▶ [Data for processing]
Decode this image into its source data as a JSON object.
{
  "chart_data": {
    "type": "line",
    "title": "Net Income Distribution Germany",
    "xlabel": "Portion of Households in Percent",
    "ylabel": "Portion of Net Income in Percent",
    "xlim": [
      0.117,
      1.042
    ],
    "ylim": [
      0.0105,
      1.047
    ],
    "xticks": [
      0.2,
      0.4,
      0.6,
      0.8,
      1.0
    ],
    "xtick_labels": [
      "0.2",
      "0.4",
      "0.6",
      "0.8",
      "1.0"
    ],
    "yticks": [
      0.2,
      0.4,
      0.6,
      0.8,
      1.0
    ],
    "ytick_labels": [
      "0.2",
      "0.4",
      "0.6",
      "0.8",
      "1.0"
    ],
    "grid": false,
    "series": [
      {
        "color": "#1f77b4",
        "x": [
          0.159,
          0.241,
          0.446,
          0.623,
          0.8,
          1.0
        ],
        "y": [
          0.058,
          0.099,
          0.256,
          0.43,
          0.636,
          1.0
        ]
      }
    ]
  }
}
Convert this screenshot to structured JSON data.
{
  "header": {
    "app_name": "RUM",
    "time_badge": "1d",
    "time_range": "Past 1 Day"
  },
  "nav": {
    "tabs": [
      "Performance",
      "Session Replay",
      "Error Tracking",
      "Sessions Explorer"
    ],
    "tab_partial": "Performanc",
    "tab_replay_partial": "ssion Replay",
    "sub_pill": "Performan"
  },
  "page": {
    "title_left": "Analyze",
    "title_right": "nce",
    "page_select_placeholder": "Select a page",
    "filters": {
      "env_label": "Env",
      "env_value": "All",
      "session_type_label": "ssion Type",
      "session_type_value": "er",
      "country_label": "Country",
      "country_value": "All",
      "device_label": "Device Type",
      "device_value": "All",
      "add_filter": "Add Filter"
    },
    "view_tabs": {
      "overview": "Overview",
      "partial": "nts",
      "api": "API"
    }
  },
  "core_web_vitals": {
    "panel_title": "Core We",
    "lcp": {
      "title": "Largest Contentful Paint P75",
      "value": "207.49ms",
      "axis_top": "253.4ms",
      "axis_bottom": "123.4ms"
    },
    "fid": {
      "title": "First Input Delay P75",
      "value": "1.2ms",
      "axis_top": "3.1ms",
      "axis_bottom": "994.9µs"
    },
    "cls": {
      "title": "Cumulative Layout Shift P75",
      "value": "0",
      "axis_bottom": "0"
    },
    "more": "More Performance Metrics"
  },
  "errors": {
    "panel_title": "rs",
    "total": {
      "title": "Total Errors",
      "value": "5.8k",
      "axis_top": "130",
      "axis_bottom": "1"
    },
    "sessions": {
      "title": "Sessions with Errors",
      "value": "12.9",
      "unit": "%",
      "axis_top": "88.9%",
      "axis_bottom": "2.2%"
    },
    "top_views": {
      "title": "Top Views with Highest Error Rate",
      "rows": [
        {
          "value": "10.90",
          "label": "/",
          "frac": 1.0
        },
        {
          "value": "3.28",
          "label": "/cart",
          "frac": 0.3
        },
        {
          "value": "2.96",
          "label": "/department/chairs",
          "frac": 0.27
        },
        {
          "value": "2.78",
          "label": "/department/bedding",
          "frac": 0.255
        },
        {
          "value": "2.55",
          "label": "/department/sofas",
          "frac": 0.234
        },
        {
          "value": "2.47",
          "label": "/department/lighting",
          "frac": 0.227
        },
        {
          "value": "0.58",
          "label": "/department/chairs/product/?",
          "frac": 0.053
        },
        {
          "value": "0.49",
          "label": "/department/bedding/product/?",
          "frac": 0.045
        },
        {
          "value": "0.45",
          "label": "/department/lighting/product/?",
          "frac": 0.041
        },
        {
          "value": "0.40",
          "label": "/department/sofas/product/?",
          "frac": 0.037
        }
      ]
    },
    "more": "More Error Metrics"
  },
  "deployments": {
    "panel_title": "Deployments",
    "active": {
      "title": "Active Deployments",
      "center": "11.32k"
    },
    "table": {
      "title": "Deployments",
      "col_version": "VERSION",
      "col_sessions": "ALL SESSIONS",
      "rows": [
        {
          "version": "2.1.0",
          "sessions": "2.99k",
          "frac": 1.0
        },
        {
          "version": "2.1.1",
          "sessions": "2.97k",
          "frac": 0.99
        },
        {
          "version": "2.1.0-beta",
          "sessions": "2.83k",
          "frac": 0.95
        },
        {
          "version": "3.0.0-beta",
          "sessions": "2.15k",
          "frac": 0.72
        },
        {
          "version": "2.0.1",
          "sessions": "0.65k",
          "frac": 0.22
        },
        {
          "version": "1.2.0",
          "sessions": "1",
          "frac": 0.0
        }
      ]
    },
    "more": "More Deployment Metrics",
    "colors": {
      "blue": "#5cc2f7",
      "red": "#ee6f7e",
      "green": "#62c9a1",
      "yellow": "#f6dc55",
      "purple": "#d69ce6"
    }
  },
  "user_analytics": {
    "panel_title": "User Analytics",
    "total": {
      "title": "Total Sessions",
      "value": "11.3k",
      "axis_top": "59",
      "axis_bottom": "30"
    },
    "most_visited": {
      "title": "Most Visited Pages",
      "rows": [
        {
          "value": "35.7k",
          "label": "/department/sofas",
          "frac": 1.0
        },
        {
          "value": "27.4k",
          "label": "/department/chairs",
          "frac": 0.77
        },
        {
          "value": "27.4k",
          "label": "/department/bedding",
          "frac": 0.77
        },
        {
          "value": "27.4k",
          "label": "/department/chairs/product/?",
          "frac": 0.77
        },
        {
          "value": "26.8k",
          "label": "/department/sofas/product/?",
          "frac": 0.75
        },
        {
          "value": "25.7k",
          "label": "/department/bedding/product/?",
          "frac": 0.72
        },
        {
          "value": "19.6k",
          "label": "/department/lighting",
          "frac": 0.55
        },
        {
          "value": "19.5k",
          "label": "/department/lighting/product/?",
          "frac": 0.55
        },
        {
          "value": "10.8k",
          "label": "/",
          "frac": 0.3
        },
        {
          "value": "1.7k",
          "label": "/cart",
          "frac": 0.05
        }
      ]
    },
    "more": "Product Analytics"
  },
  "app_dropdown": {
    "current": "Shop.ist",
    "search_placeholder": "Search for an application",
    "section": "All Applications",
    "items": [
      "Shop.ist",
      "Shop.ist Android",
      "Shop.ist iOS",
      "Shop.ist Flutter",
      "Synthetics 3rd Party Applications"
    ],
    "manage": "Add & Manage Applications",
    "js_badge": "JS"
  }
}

▶ [Work required] Lines containing "Applications" are to be counted. State the total and add nothing.

▶ [Response to the exercise] 3